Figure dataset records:

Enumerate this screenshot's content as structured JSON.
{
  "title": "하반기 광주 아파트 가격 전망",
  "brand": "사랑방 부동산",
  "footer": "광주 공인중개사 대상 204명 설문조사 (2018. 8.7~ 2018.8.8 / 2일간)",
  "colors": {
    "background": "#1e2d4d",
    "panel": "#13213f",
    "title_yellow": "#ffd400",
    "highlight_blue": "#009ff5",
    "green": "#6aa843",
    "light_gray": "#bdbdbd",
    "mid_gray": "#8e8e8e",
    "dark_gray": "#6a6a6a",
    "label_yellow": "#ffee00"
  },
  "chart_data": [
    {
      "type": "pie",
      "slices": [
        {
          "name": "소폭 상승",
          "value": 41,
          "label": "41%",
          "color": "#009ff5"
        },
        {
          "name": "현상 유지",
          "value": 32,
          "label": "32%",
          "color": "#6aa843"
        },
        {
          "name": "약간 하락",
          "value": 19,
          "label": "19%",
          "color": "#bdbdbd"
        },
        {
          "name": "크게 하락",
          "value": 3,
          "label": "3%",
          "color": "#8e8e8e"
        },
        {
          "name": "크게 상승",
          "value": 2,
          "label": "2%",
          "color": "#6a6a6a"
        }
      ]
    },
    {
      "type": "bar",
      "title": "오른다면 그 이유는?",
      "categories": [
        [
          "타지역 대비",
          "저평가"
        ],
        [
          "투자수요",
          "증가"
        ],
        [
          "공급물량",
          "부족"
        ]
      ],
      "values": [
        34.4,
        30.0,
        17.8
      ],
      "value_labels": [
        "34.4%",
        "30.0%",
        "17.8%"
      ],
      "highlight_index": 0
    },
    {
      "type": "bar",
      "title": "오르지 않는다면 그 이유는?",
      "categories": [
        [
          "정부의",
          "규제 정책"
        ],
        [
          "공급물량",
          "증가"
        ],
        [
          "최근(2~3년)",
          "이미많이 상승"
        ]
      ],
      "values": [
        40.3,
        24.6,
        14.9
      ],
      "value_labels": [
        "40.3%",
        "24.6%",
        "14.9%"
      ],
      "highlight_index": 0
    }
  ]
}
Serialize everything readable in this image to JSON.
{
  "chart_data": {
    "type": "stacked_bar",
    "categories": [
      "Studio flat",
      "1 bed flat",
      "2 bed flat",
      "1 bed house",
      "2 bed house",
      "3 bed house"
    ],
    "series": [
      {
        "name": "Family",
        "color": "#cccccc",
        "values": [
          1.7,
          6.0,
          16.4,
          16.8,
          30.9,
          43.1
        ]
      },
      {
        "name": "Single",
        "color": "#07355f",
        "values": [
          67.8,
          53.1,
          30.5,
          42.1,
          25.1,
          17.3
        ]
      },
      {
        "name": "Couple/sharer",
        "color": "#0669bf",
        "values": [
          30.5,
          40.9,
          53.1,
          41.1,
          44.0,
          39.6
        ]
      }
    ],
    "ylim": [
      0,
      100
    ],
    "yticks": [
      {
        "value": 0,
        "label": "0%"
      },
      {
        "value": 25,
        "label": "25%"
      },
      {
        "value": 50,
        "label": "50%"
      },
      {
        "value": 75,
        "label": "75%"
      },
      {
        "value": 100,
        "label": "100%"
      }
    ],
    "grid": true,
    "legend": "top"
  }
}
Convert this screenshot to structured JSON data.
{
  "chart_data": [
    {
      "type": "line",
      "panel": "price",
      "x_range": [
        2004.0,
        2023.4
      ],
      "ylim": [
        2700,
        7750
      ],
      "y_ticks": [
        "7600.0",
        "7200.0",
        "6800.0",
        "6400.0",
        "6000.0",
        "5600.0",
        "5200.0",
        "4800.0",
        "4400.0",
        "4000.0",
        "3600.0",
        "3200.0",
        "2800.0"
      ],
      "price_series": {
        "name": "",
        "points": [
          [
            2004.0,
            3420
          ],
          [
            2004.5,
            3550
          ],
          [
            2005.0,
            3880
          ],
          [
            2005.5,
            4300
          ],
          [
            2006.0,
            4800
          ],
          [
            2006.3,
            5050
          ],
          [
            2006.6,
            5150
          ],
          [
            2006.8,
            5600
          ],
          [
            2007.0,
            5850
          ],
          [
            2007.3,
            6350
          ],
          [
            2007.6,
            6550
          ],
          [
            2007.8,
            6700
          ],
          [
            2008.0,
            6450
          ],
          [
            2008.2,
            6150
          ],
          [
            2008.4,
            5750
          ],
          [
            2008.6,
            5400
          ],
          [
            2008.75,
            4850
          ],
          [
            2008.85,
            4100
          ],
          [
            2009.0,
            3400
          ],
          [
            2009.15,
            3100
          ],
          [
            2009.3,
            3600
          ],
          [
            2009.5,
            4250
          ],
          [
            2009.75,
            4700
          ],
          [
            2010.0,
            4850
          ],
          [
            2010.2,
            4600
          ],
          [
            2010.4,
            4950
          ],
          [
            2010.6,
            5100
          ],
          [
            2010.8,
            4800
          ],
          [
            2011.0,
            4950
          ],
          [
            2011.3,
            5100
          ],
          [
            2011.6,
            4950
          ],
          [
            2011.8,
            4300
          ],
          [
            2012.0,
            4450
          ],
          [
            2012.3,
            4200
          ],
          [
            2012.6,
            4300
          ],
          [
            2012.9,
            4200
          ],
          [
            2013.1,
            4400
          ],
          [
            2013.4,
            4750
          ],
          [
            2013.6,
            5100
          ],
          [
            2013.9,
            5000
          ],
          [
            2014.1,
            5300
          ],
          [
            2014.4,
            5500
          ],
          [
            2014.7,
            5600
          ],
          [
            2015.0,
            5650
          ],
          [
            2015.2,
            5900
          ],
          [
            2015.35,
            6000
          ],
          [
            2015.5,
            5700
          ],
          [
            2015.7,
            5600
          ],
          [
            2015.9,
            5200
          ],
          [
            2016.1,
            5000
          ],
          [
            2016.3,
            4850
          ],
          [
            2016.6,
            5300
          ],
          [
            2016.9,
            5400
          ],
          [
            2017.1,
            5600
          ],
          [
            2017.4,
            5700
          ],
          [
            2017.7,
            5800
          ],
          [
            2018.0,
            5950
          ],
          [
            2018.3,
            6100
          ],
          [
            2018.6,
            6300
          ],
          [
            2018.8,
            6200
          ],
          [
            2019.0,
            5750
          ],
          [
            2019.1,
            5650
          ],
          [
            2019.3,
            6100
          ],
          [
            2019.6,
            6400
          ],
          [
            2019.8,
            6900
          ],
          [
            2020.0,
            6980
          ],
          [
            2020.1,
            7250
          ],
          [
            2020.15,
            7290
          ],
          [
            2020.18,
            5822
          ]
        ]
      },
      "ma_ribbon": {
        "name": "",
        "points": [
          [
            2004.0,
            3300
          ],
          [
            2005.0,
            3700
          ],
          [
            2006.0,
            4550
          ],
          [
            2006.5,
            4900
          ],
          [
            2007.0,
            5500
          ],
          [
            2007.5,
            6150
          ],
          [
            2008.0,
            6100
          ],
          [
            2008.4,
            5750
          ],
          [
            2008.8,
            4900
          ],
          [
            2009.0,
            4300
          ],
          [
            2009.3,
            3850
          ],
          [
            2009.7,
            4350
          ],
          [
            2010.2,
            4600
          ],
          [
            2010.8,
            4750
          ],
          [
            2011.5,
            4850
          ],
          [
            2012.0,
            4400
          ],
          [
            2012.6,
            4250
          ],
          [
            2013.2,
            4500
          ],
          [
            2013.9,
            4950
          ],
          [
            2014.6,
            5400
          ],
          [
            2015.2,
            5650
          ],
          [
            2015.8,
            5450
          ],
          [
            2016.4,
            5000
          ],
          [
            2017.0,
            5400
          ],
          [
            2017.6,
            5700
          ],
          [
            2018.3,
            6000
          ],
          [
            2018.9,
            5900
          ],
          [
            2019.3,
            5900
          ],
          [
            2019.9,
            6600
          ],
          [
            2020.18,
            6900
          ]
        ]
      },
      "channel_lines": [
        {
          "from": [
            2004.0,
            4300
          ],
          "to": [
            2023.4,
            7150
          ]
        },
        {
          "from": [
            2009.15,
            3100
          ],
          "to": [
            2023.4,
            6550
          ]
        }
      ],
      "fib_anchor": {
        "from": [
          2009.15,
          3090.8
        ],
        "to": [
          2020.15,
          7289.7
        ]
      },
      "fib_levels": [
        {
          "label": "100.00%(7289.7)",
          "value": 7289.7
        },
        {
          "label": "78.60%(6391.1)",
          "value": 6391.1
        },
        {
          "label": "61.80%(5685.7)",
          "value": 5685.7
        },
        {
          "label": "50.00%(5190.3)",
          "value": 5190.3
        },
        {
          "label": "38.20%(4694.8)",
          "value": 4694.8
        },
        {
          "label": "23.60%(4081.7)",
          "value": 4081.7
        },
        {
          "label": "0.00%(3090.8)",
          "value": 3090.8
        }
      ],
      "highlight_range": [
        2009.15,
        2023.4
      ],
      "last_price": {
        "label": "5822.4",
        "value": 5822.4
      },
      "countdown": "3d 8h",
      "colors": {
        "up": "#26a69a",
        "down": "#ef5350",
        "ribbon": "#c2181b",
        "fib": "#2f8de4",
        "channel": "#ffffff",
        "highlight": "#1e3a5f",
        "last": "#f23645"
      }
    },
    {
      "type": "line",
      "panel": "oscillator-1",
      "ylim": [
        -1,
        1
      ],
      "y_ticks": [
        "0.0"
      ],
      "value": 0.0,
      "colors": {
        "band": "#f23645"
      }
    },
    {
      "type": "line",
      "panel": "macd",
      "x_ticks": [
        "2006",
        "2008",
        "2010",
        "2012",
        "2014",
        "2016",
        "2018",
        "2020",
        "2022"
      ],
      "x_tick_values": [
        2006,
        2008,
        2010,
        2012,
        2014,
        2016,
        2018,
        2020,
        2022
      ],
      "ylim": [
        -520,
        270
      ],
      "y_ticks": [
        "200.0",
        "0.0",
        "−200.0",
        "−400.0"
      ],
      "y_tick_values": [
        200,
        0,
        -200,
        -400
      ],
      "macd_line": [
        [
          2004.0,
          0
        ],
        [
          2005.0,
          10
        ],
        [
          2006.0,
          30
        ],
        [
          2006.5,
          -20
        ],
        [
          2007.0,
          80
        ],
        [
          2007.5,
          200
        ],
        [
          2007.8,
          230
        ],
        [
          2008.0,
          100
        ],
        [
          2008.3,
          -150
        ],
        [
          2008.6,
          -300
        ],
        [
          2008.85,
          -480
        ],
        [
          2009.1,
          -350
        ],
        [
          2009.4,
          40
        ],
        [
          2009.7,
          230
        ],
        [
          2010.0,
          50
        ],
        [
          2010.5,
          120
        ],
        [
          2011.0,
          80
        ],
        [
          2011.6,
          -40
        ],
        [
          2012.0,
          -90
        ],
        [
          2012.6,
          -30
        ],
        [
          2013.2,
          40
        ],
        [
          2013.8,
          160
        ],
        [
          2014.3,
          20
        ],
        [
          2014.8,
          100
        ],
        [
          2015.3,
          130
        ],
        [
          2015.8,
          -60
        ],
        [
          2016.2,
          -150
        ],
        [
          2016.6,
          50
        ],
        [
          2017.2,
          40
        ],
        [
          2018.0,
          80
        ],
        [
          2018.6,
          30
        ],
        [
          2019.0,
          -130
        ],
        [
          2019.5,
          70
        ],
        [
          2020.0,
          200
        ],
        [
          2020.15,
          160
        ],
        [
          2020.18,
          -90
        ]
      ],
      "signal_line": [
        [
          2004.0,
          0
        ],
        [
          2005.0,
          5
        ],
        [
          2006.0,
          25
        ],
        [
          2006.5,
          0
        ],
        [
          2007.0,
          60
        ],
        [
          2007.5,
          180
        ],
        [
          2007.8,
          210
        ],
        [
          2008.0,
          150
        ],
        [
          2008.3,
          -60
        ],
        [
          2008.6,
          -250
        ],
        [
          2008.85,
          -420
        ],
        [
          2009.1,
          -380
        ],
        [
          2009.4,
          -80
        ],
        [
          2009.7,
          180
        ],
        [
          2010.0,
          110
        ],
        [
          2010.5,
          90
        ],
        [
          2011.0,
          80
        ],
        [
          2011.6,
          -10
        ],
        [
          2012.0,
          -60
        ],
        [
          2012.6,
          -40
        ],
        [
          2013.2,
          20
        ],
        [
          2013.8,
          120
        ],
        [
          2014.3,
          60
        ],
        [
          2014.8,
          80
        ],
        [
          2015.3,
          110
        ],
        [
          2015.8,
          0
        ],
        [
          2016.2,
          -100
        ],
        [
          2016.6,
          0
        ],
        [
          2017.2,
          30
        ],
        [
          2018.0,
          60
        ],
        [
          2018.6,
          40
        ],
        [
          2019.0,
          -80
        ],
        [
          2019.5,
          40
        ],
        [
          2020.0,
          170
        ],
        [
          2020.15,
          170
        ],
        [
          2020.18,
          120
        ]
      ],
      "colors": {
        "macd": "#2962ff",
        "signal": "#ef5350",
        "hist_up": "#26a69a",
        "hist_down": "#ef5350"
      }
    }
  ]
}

#### WRITTEN EXERCISE:
Every line in the data that holds "JSON" should be copied out.

#### THE COMPLETED TASK:
Enumerate this screenshot's content as structured JSON.
Serialize everything readable in this image to JSON.
Convert this screenshot to structured JSON data.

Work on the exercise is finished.